• INFORMATION SUPPLIED
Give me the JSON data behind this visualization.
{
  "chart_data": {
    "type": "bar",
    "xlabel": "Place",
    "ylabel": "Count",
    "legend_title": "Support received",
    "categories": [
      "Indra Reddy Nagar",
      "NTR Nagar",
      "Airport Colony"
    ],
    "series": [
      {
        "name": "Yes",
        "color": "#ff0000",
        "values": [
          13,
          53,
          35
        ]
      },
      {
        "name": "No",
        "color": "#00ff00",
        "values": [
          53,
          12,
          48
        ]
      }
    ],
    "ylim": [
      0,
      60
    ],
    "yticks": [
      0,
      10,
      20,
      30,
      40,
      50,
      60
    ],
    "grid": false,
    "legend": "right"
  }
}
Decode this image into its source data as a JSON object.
==
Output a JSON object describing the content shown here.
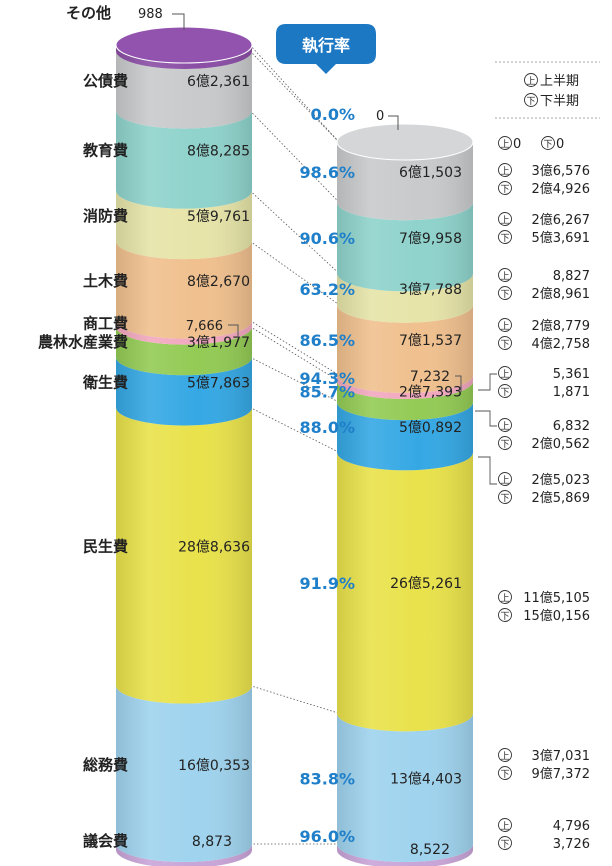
==
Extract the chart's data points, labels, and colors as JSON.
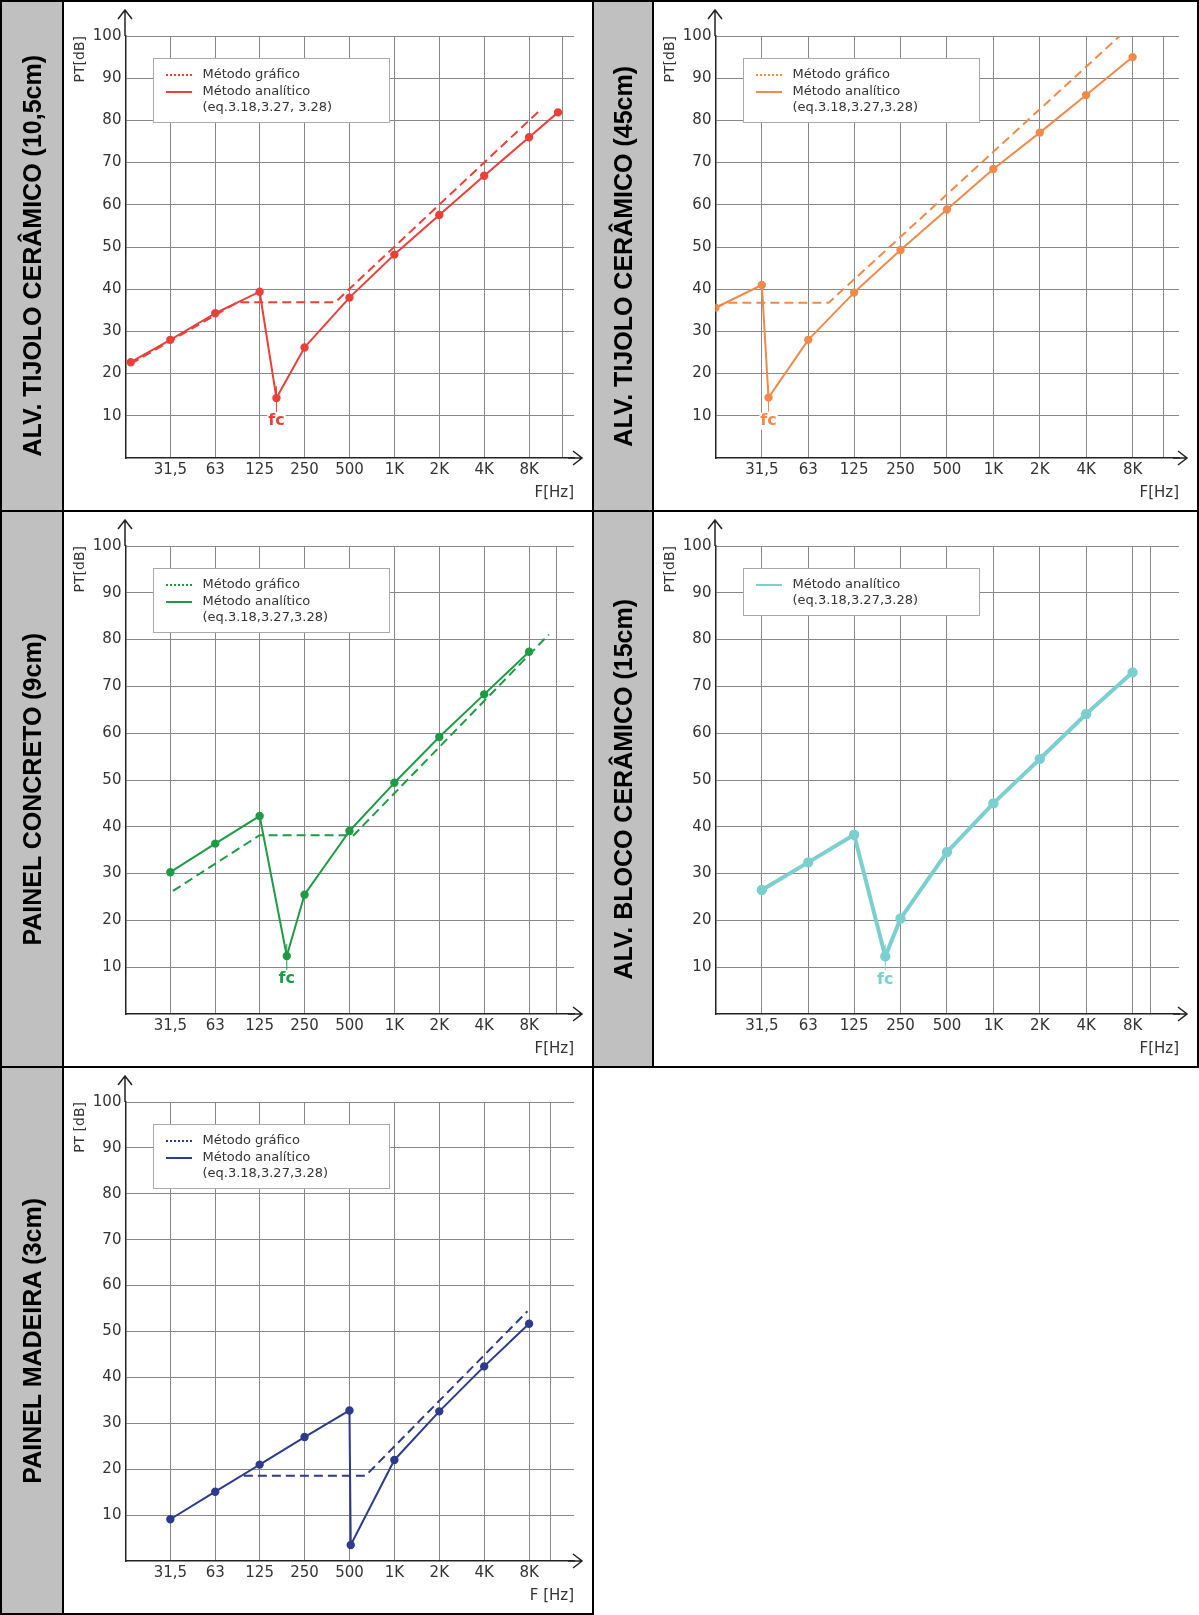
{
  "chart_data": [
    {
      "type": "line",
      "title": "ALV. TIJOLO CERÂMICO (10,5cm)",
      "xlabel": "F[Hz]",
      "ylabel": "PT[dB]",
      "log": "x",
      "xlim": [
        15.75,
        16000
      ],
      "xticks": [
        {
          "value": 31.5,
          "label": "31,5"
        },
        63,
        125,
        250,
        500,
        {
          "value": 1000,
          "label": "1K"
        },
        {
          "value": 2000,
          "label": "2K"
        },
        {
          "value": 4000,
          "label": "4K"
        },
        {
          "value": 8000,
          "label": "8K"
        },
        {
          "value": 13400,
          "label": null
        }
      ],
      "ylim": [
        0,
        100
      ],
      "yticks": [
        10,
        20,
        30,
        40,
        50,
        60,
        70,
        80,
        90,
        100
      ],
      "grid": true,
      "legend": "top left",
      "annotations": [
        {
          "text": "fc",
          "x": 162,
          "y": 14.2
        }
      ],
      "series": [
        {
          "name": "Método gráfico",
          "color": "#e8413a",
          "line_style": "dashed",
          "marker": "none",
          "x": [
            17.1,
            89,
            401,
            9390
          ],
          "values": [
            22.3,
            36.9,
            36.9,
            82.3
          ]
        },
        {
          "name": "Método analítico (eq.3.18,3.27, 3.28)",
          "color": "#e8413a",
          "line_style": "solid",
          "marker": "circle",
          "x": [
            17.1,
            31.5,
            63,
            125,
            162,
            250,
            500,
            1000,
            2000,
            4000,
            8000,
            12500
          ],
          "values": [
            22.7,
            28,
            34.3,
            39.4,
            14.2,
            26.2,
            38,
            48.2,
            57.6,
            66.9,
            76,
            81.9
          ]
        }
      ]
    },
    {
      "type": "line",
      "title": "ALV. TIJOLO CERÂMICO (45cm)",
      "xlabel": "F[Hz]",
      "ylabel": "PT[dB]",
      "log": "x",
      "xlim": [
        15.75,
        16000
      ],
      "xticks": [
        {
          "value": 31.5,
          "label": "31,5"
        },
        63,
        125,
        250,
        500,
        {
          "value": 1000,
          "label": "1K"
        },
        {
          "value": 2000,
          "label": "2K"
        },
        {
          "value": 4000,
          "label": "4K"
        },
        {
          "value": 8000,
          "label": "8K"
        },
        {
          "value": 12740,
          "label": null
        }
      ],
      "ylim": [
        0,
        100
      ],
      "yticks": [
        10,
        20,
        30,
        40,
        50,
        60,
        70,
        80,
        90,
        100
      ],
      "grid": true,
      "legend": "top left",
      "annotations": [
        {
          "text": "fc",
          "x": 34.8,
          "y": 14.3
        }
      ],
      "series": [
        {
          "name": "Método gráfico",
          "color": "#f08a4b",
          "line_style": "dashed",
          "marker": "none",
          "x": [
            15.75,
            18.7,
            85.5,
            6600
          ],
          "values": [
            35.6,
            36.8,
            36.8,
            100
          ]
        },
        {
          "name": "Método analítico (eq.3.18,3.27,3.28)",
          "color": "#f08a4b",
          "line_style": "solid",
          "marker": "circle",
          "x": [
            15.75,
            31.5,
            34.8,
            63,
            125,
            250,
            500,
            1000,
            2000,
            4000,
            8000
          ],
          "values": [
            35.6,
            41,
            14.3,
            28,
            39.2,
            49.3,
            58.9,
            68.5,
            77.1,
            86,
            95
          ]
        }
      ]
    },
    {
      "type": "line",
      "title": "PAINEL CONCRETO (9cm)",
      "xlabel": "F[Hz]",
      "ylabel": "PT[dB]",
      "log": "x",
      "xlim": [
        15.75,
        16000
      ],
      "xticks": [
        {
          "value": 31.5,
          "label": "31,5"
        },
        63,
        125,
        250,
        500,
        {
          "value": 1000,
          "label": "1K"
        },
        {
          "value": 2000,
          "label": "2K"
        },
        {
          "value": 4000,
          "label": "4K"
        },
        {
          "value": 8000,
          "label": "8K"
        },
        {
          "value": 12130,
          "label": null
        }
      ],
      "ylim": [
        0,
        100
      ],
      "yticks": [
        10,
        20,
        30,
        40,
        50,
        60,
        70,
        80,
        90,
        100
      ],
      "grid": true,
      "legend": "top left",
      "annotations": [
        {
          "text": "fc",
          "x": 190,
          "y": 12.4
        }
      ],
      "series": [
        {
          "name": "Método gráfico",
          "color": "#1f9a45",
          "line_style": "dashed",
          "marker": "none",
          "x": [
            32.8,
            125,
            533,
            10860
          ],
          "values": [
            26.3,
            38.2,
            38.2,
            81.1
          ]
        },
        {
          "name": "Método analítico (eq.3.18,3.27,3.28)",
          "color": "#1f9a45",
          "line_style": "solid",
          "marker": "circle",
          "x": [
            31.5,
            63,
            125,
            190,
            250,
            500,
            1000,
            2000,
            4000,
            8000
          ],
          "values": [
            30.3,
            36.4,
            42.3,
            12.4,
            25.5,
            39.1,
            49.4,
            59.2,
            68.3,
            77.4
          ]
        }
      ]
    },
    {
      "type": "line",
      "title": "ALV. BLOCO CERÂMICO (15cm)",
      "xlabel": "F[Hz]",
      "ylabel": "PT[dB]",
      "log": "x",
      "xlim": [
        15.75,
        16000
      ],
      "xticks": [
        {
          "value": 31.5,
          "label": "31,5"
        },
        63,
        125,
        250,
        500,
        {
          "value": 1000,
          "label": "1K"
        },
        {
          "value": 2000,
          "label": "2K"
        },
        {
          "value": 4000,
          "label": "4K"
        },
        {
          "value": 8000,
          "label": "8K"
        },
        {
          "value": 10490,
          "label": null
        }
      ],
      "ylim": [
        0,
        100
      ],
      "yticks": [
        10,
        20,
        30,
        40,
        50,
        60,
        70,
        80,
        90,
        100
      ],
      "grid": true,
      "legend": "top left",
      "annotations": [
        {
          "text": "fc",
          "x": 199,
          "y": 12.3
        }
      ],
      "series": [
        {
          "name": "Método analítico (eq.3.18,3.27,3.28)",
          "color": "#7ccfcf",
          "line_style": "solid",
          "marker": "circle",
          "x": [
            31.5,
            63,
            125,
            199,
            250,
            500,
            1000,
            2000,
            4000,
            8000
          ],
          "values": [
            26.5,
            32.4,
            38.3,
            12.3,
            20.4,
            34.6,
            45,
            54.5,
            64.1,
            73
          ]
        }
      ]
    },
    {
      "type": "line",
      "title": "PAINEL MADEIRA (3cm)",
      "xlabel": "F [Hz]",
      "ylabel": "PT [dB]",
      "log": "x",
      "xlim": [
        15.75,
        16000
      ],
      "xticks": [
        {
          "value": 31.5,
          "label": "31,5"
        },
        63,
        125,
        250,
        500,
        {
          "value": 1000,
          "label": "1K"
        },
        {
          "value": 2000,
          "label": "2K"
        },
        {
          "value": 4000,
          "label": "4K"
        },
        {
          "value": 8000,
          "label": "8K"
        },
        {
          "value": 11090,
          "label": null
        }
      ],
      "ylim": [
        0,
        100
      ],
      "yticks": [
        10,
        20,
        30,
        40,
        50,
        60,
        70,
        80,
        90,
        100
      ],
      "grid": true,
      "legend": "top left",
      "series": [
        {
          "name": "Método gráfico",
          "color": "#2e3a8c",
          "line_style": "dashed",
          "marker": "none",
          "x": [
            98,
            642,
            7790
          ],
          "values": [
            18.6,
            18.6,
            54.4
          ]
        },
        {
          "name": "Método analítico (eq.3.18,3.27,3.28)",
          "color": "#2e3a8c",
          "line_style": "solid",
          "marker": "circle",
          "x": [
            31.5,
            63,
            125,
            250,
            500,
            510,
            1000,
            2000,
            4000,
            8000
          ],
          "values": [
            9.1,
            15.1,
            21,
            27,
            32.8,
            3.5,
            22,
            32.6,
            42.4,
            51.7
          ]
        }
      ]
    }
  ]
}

• REQUIREMENT
Repeat exactly the lines from the one that contains "Give me the" through the one that contains "Decode this image", and only those.

• ANSWER TO THE EXERCISE
Give me the JSON data behind this visualization.
{
  "chart_data": {
    "type": "bar",
    "xlabel": "Place",
    "ylabel": "Count",
    "legend_title": "Support received",
    "categories": [
      "Indra Reddy Nagar",
      "NTR Nagar",
      "Airport Colony"
    ],
    "series": [
      {
        "name": "Yes",
        "color": "#ff0000",
        "values": [
          13,
          53,
          35
        ]
      },
      {
        "name": "No",
        "color": "#00ff00",
        "values": [
          53,
          12,
          48
        ]
      }
    ],
    "ylim": [
      0,
      60
    ],
    "yticks": [
      0,
      10,
      20,
      30,
      40,
      50,
      60
    ],
    "grid": false,
    "legend": "right"
  }
}
Decode this image into its source data as a JSON object.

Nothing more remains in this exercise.